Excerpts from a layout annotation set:
++++++++
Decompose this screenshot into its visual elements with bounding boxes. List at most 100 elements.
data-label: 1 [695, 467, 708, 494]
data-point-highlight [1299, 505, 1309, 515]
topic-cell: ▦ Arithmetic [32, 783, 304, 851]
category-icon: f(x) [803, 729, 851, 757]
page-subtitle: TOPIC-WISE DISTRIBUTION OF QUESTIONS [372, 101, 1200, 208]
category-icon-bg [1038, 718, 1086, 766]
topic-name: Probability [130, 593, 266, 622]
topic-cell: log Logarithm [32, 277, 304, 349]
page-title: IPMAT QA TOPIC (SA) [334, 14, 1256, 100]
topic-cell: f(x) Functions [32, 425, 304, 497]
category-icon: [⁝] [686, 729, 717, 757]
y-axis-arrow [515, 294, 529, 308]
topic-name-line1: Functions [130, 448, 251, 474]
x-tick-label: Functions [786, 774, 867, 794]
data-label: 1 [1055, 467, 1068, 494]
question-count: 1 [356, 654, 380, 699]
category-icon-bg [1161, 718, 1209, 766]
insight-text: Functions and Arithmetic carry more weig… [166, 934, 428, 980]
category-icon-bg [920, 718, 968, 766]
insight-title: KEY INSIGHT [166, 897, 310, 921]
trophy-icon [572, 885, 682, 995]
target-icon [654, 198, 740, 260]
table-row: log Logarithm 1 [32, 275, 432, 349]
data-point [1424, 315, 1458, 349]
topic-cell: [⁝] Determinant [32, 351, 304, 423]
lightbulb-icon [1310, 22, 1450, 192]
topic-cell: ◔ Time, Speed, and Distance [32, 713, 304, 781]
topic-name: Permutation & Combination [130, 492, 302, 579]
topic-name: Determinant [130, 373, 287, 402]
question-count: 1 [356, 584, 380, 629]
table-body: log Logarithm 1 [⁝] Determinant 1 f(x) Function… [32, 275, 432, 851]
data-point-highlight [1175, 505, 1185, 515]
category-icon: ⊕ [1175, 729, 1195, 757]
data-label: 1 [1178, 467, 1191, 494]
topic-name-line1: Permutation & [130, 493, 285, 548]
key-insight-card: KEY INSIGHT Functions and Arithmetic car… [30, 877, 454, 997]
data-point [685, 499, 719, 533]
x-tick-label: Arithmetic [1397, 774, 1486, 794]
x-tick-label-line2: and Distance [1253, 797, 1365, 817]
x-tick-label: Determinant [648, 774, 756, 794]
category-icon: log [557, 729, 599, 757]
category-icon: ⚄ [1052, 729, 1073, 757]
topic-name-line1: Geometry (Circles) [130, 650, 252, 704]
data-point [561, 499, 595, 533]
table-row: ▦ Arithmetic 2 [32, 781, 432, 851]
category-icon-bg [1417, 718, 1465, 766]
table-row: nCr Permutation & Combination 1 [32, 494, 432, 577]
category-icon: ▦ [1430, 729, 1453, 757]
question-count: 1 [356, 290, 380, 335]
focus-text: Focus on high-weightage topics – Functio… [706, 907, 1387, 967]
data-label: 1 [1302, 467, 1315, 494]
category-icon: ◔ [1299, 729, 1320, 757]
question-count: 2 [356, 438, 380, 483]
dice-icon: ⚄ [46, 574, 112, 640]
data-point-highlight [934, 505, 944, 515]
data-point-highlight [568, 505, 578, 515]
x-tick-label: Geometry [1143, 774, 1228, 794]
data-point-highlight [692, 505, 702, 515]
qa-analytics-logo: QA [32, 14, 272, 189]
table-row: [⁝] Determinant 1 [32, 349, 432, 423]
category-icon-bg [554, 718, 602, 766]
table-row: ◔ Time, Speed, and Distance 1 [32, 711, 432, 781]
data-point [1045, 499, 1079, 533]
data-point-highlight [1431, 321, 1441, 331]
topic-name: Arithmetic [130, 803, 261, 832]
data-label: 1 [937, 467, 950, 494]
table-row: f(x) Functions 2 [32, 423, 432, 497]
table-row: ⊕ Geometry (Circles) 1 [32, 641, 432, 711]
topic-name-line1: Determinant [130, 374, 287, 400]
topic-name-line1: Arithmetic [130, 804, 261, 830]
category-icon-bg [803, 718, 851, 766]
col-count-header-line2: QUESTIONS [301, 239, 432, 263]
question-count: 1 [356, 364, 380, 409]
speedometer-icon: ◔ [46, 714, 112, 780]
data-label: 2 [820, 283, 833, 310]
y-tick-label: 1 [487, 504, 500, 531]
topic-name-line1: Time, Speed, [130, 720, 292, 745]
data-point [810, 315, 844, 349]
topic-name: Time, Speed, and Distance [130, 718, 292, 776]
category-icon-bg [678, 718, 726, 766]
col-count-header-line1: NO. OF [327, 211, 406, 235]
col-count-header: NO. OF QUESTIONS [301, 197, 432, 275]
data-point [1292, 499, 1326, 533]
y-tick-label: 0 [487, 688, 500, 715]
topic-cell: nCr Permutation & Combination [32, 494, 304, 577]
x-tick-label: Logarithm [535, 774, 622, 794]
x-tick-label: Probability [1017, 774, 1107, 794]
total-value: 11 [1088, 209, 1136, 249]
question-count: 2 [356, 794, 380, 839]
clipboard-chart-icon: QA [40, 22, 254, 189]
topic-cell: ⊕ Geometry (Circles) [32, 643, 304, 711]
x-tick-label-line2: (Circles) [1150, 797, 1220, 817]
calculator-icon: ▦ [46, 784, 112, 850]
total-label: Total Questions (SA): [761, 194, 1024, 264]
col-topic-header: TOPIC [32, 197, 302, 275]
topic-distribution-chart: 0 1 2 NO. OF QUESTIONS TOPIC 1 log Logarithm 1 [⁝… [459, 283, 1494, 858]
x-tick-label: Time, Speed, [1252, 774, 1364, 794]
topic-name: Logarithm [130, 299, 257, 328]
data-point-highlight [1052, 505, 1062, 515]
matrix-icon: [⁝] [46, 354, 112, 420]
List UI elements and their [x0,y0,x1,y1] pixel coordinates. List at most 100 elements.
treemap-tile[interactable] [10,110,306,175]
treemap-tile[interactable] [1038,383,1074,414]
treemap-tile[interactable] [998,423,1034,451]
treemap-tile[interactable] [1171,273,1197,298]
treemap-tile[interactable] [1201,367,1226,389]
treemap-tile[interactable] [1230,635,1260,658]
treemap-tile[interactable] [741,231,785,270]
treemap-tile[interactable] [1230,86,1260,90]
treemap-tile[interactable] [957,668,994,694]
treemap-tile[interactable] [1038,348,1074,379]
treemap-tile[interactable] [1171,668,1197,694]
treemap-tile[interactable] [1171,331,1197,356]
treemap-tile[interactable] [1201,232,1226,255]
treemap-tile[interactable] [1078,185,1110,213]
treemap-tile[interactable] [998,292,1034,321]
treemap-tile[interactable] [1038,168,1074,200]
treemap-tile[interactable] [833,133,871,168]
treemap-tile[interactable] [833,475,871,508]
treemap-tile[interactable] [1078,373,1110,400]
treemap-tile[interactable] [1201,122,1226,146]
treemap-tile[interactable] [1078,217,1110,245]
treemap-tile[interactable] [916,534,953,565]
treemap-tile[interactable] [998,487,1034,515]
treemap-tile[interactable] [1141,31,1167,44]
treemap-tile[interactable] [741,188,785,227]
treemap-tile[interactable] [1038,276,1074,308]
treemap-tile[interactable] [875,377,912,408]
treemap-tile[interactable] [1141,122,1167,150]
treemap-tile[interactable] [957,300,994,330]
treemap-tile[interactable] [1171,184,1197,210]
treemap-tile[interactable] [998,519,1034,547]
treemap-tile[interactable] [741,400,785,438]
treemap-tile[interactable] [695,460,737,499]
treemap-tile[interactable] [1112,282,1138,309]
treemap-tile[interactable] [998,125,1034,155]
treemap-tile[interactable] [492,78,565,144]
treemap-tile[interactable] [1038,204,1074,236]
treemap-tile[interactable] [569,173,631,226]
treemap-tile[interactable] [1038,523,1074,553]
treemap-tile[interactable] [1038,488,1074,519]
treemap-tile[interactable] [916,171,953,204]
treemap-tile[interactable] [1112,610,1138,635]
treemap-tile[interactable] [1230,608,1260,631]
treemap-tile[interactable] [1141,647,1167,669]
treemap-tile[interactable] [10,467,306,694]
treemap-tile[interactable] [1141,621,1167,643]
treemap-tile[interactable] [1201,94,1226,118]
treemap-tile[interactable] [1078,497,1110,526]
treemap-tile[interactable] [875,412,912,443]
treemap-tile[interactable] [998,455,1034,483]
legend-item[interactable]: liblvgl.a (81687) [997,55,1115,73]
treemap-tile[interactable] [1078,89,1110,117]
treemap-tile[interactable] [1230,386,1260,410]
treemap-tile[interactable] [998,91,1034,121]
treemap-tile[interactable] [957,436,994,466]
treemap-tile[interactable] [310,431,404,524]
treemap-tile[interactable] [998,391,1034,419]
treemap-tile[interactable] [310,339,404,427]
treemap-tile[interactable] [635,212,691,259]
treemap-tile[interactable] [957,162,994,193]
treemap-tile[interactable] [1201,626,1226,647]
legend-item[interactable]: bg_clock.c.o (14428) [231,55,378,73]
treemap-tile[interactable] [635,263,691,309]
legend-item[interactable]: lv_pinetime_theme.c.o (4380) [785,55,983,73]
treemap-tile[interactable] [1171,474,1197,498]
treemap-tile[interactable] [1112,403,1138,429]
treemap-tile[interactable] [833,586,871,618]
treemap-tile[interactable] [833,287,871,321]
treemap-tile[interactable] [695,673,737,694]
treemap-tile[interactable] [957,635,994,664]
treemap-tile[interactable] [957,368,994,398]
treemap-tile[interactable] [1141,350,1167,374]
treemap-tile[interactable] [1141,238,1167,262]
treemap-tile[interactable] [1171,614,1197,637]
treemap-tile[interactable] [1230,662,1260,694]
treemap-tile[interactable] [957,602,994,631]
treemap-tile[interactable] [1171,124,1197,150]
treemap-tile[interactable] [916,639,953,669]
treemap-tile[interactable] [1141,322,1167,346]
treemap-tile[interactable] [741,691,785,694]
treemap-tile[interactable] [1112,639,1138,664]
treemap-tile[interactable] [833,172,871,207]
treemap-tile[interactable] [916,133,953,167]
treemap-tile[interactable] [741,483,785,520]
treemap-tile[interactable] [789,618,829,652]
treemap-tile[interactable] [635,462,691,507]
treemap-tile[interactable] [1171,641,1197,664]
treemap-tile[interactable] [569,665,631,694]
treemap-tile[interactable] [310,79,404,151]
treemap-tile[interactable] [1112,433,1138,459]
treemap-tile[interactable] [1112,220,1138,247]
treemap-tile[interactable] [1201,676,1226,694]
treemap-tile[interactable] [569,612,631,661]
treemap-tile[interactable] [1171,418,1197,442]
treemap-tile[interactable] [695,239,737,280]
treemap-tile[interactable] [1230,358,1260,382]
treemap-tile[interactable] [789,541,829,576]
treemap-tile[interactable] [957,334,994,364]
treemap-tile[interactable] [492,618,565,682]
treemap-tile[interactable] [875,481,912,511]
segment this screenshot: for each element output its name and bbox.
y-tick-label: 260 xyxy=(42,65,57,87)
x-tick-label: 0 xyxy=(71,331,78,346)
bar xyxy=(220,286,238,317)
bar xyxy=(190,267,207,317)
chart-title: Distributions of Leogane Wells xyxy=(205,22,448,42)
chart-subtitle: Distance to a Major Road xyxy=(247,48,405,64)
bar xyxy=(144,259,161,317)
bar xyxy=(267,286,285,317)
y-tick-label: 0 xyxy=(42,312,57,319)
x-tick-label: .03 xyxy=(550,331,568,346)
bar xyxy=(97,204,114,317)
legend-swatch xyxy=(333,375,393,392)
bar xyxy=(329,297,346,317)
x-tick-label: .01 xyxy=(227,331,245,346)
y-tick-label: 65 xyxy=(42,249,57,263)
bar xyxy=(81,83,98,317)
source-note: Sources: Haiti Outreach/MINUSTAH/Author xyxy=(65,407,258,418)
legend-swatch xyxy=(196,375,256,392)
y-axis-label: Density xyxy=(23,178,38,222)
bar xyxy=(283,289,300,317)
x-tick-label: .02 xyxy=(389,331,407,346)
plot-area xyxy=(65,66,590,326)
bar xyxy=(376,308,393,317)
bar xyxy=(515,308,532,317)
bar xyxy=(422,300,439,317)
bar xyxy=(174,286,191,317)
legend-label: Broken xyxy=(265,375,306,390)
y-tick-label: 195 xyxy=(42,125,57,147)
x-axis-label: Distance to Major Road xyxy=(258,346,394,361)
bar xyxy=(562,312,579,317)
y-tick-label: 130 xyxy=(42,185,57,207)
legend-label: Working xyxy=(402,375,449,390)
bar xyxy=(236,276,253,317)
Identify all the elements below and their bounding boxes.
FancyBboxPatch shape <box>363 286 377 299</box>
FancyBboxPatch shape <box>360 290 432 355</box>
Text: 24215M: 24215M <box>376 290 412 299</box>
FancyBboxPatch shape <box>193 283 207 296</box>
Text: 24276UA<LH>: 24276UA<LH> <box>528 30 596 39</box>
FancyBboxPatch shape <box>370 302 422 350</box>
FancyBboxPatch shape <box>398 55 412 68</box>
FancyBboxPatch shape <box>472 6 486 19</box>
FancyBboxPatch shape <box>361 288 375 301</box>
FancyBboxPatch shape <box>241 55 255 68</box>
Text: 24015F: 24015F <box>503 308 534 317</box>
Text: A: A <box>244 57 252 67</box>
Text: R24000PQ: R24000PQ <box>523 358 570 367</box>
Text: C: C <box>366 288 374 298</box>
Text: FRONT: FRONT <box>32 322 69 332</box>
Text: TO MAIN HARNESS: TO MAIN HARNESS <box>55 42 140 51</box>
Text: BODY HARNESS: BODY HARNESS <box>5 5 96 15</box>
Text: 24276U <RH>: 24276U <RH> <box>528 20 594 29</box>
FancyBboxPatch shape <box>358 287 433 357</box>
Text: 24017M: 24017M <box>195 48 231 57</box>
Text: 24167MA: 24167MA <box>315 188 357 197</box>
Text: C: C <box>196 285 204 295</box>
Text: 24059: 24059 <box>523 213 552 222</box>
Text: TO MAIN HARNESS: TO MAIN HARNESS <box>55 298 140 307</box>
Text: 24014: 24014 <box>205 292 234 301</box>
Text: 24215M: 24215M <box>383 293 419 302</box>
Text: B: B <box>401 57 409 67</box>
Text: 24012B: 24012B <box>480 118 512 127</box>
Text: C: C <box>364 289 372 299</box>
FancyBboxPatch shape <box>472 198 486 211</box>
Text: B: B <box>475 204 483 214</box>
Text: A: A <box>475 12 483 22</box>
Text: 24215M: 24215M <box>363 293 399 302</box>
++++++++
What is expected: Write out the items exactly, from the start of the items through the line that contains "page-title: IPMAT QA", including both ends.

Result of this exercise:
Decompose this screenshot into its visual elements with bounding boxes. List at most 100 elements.
data-label: 1 [695, 467, 708, 494]
data-point-highlight [1299, 505, 1309, 515]
topic-cell: ▦ Arithmetic [32, 783, 304, 851]
category-icon: f(x) [803, 729, 851, 757]
page-subtitle: TOPIC-WISE DISTRIBUTION OF QUESTIONS [372, 101, 1200, 208]
category-icon-bg [1038, 718, 1086, 766]
topic-name: Probability [130, 593, 266, 622]
topic-cell: log Logarithm [32, 277, 304, 349]
page-title: IPMAT QA TOPIC (SA) [334, 14, 1256, 100]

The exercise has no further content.